▸ **Short exercise**: Search the data for the word "content". Reproduce every line where it is found.

▸ **Information supplied**:
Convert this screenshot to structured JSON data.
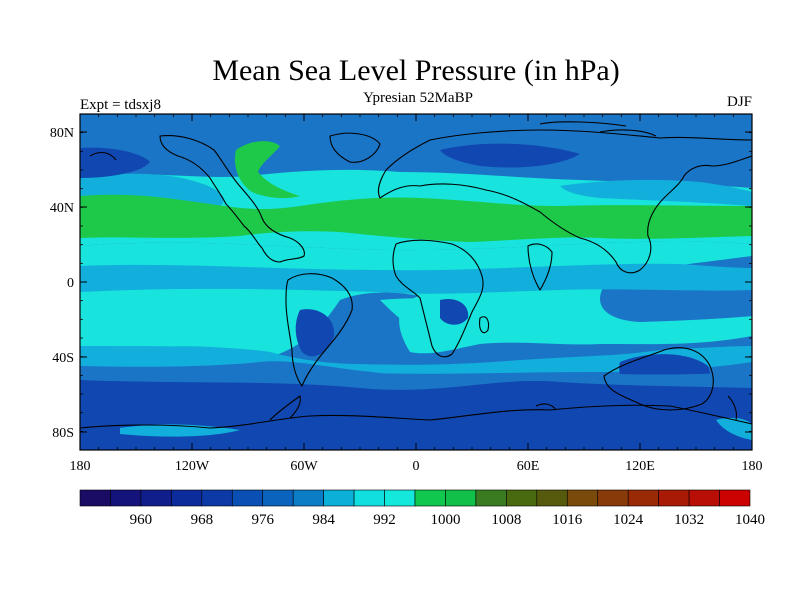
{
  "title": "Mean Sea Level Pressure (in hPa)",
  "left_label": "Expt = tdsxj8",
  "center_label": "Ypresian  52MaBP",
  "right_label": "DJF",
  "y_ticks": [
    "80N",
    "40N",
    "0",
    "40S",
    "80S"
  ],
  "x_ticks": [
    "180",
    "120W",
    "60W",
    "0",
    "60E",
    "120E",
    "180"
  ],
  "colorbar": {
    "colors": [
      "#1a0b64",
      "#14137c",
      "#101e8c",
      "#0d2c9c",
      "#0b3aa6",
      "#0a4fb4",
      "#0a63bc",
      "#0b7cc6",
      "#0bb0d8",
      "#11dede",
      "#14e8dc",
      "#10c84e",
      "#10c048",
      "#3a7a20",
      "#4a6a10",
      "#565a0c",
      "#7a4a0a",
      "#883a08",
      "#9a2a06",
      "#a81a06",
      "#b80e06",
      "#cc0202"
    ],
    "labels": [
      "960",
      "968",
      "976",
      "984",
      "992",
      "1000",
      "1008",
      "1016",
      "1024",
      "1032",
      "1040"
    ]
  },
  "colors": {
    "deep_blue": "#1147b0",
    "mid_blue": "#1b75c6",
    "light_blue": "#12aedc",
    "cyan": "#18e3dd",
    "green": "#1ec94a",
    "coast": "#000000"
  }
}
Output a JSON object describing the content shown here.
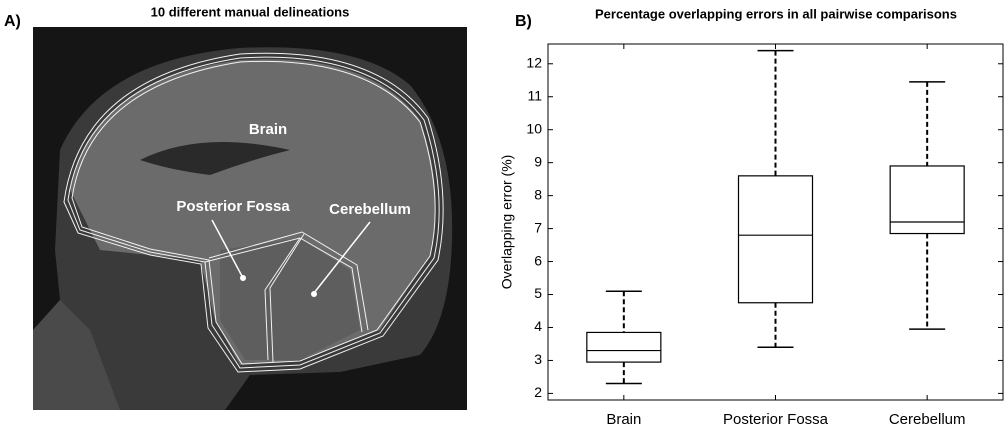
{
  "panel_a": {
    "label": "A)",
    "title": "10 different manual delineations",
    "annotations": [
      "Brain",
      "Posterior Fossa",
      "Cerebellum"
    ]
  },
  "chart_data": {
    "type": "box",
    "label": "B)",
    "title": "Percentage overlapping errors in all pairwise comparisons",
    "y_label": "Overlapping error (%)",
    "categories": [
      "Brain",
      "Posterior Fossa",
      "Cerebellum"
    ],
    "boxes": [
      {
        "min": 2.3,
        "q1": 2.95,
        "median": 3.3,
        "q3": 3.85,
        "max": 5.1
      },
      {
        "min": 3.4,
        "q1": 4.75,
        "median": 6.8,
        "q3": 8.6,
        "max": 12.4
      },
      {
        "min": 3.95,
        "q1": 6.85,
        "median": 7.2,
        "q3": 8.9,
        "max": 11.45
      }
    ],
    "ylim": [
      1.8,
      12.6
    ],
    "yticks": [
      2,
      3,
      4,
      5,
      6,
      7,
      8,
      9,
      10,
      11,
      12
    ],
    "grid": false
  }
}
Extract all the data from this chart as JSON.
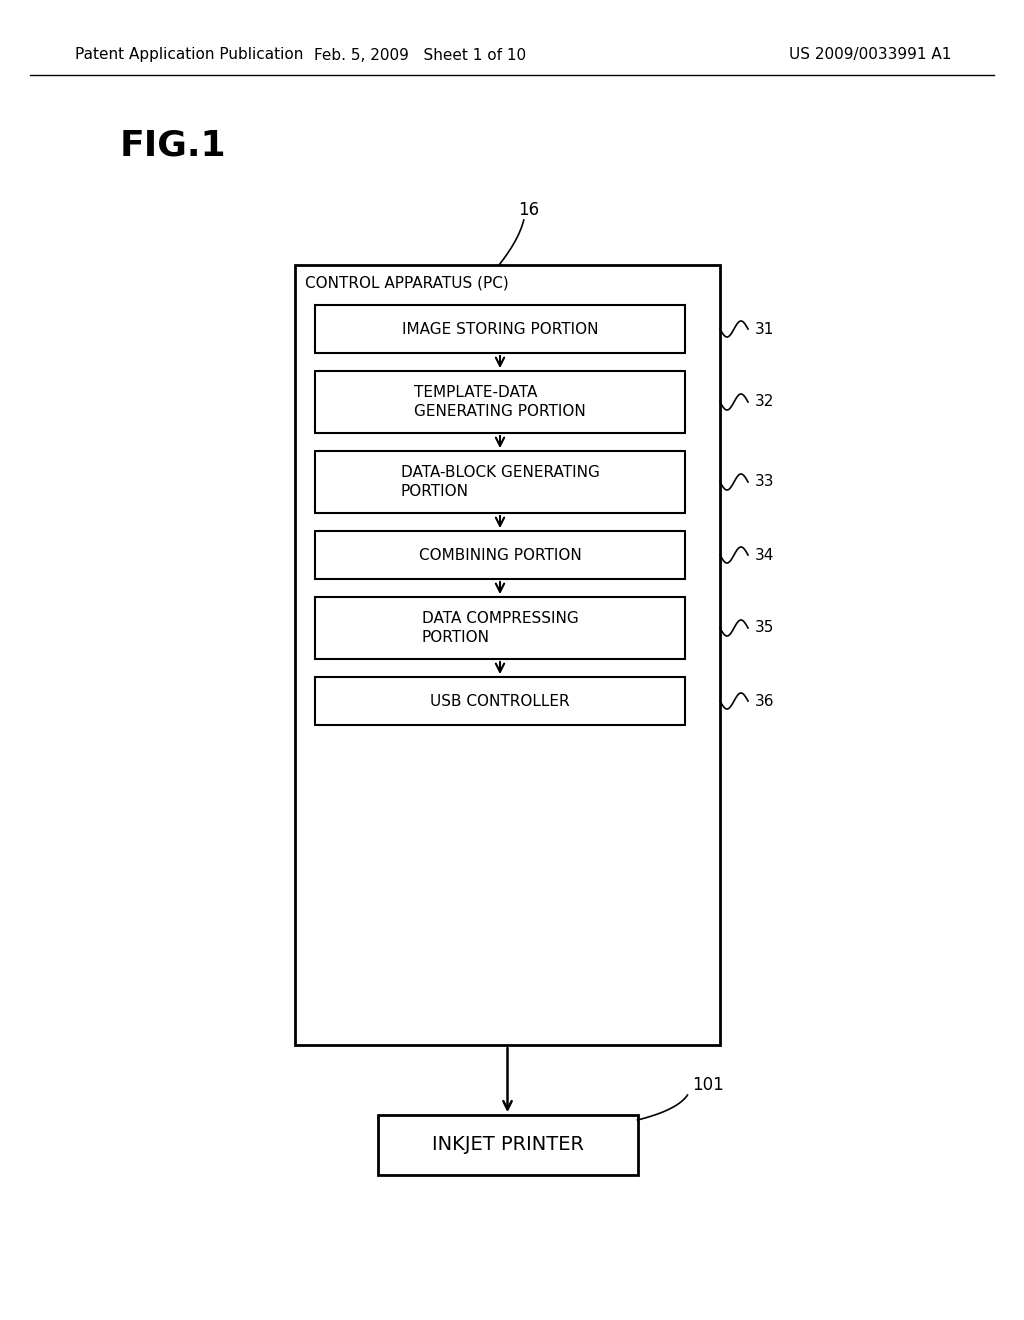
{
  "bg_color": "#ffffff",
  "header_left": "Patent Application Publication",
  "header_mid": "Feb. 5, 2009   Sheet 1 of 10",
  "header_right": "US 2009/0033991 A1",
  "fig_label": "FIG.1",
  "outer_box_label": "CONTROL APPARATUS (PC)",
  "outer_box_ref": "16",
  "inner_boxes": [
    {
      "label": "IMAGE STORING PORTION",
      "ref": "31",
      "multiline": false
    },
    {
      "label": "TEMPLATE-DATA\nGENERATING PORTION",
      "ref": "32",
      "multiline": true
    },
    {
      "label": "DATA-BLOCK GENERATING\nPORTION",
      "ref": "33",
      "multiline": true
    },
    {
      "label": "COMBINING PORTION",
      "ref": "34",
      "multiline": false
    },
    {
      "label": "DATA COMPRESSING\nPORTION",
      "ref": "35",
      "multiline": true
    },
    {
      "label": "USB CONTROLLER",
      "ref": "36",
      "multiline": false
    }
  ],
  "printer_box_label": "INKJET PRINTER",
  "printer_box_ref": "101"
}
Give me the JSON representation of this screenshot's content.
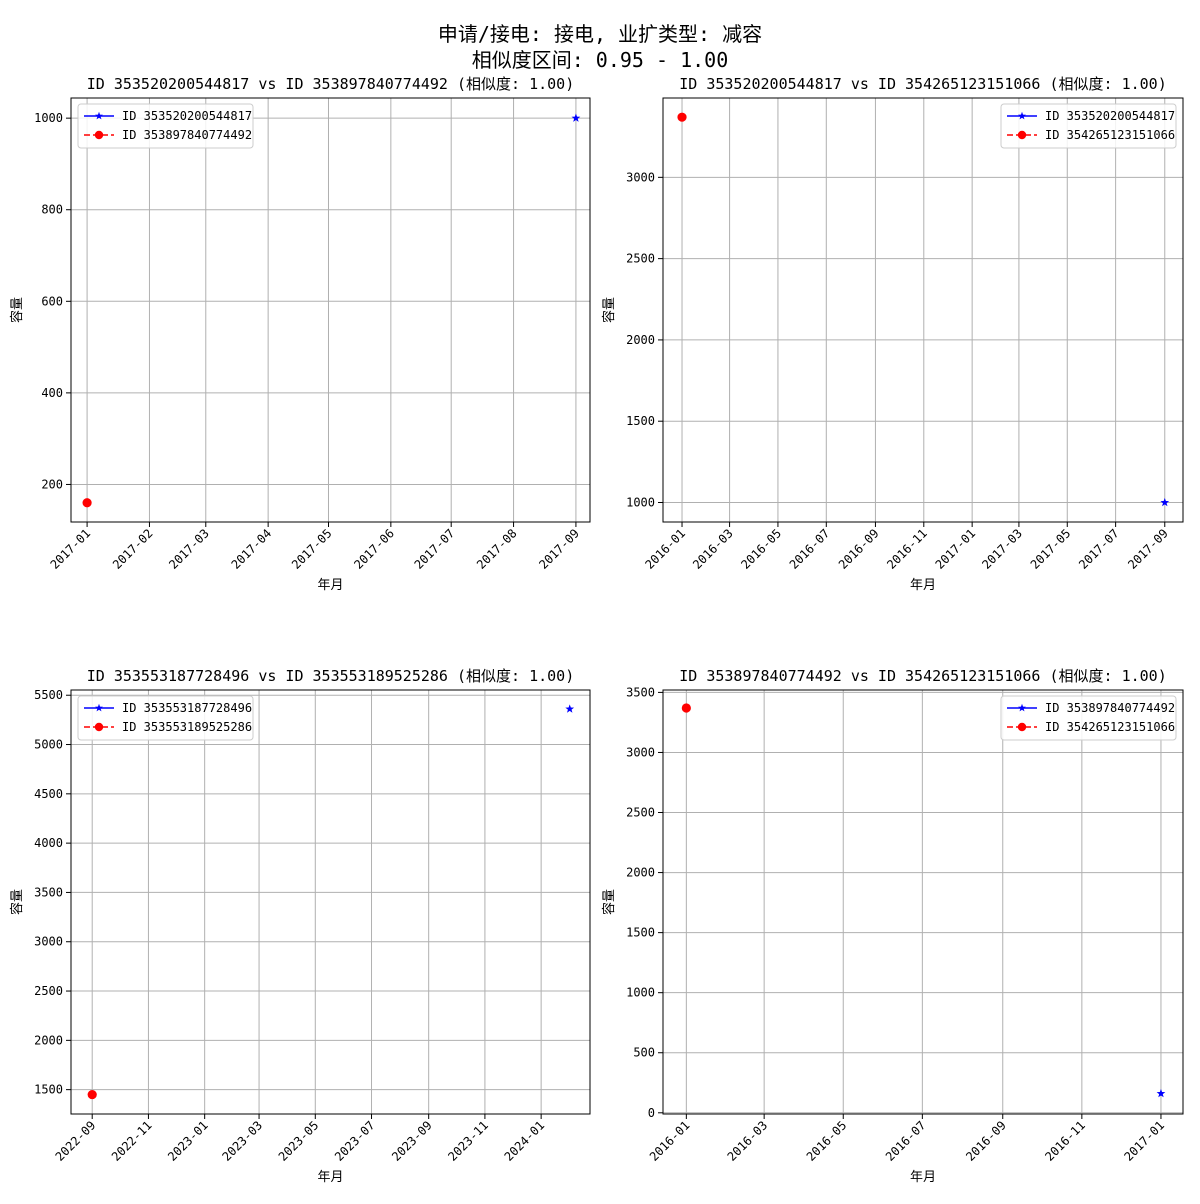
{
  "figure": {
    "title_line1": "申请/接电: 接电, 业扩类型: 减容",
    "title_line2": "相似度区间: 0.95 - 1.00"
  },
  "colors": {
    "series_a": "#0000ff",
    "series_b": "#ff0000",
    "grid": "#b0b0b0"
  },
  "chart_data": [
    {
      "type": "line",
      "title": "ID 353520200544817 vs ID 353897840774492 (相似度: 1.00)",
      "xlabel": "年月",
      "ylabel": "容量",
      "x_ticks": [
        "2017-01",
        "2017-02",
        "2017-03",
        "2017-04",
        "2017-05",
        "2017-06",
        "2017-07",
        "2017-08",
        "2017-09"
      ],
      "xlim": [
        "2016-12-24",
        "2017-09-08"
      ],
      "y_ticks": [
        200,
        400,
        600,
        800,
        1000
      ],
      "ylim": [
        118,
        1044
      ],
      "grid": true,
      "legend": "top-left",
      "series": [
        {
          "name": "ID 353520200544817",
          "color": "#0000ff",
          "marker": "star",
          "x": [
            "2017-09-01"
          ],
          "y": [
            1000
          ]
        },
        {
          "name": "ID 353897840774492",
          "color": "#ff0000",
          "marker": "circle",
          "x": [
            "2017-01-01"
          ],
          "y": [
            160
          ]
        }
      ]
    },
    {
      "type": "line",
      "title": "ID 353520200544817 vs ID 354265123151066 (相似度: 1.00)",
      "xlabel": "年月",
      "ylabel": "容量",
      "x_ticks": [
        "2016-01",
        "2016-03",
        "2016-05",
        "2016-07",
        "2016-09",
        "2016-11",
        "2017-01",
        "2017-03",
        "2017-05",
        "2017-07",
        "2017-09"
      ],
      "xlim": [
        "2015-12-08",
        "2017-09-24"
      ],
      "y_ticks": [
        1000,
        1500,
        2000,
        2500,
        3000
      ],
      "ylim": [
        880,
        3488
      ],
      "grid": true,
      "legend": "top-right",
      "series": [
        {
          "name": "ID 353520200544817",
          "color": "#0000ff",
          "marker": "star",
          "x": [
            "2017-09-01"
          ],
          "y": [
            1000
          ]
        },
        {
          "name": "ID 354265123151066",
          "color": "#ff0000",
          "marker": "circle",
          "x": [
            "2016-01-01"
          ],
          "y": [
            3370
          ]
        }
      ]
    },
    {
      "type": "line",
      "title": "ID 353553187728496 vs ID 353553189525286 (相似度: 1.00)",
      "xlabel": "年月",
      "ylabel": "容量",
      "x_ticks": [
        "2022-09",
        "2022-11",
        "2023-01",
        "2023-03",
        "2023-05",
        "2023-07",
        "2023-09",
        "2023-11",
        "2024-01"
      ],
      "xlim": [
        "2022-08-09",
        "2024-02-23"
      ],
      "y_ticks": [
        1500,
        2000,
        2500,
        3000,
        3500,
        4000,
        4500,
        5000,
        5500
      ],
      "ylim": [
        1253,
        5553
      ],
      "grid": true,
      "legend": "top-left",
      "series": [
        {
          "name": "ID 353553187728496",
          "color": "#0000ff",
          "marker": "star",
          "x": [
            "2024-02-01"
          ],
          "y": [
            5360
          ]
        },
        {
          "name": "ID 353553189525286",
          "color": "#ff0000",
          "marker": "circle",
          "x": [
            "2022-09-01"
          ],
          "y": [
            1450
          ]
        }
      ]
    },
    {
      "type": "line",
      "title": "ID 353897840774492 vs ID 354265123151066 (相似度: 1.00)",
      "xlabel": "年月",
      "ylabel": "容量",
      "x_ticks": [
        "2016-01",
        "2016-03",
        "2016-05",
        "2016-07",
        "2016-09",
        "2016-11",
        "2017-01"
      ],
      "xlim": [
        "2015-12-14",
        "2017-01-18"
      ],
      "y_ticks": [
        0,
        500,
        1000,
        1500,
        2000,
        2500,
        3000,
        3500
      ],
      "ylim": [
        -10,
        3520
      ],
      "grid": true,
      "legend": "top-right",
      "series": [
        {
          "name": "ID 353897840774492",
          "color": "#0000ff",
          "marker": "star",
          "x": [
            "2017-01-01"
          ],
          "y": [
            160
          ]
        },
        {
          "name": "ID 354265123151066",
          "color": "#ff0000",
          "marker": "circle",
          "x": [
            "2016-01-01"
          ],
          "y": [
            3370
          ]
        }
      ]
    }
  ]
}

▸ **Exercise result**:
Output a JSON object describing the content shown here.
Give me the JSON representation of this screenshot's content.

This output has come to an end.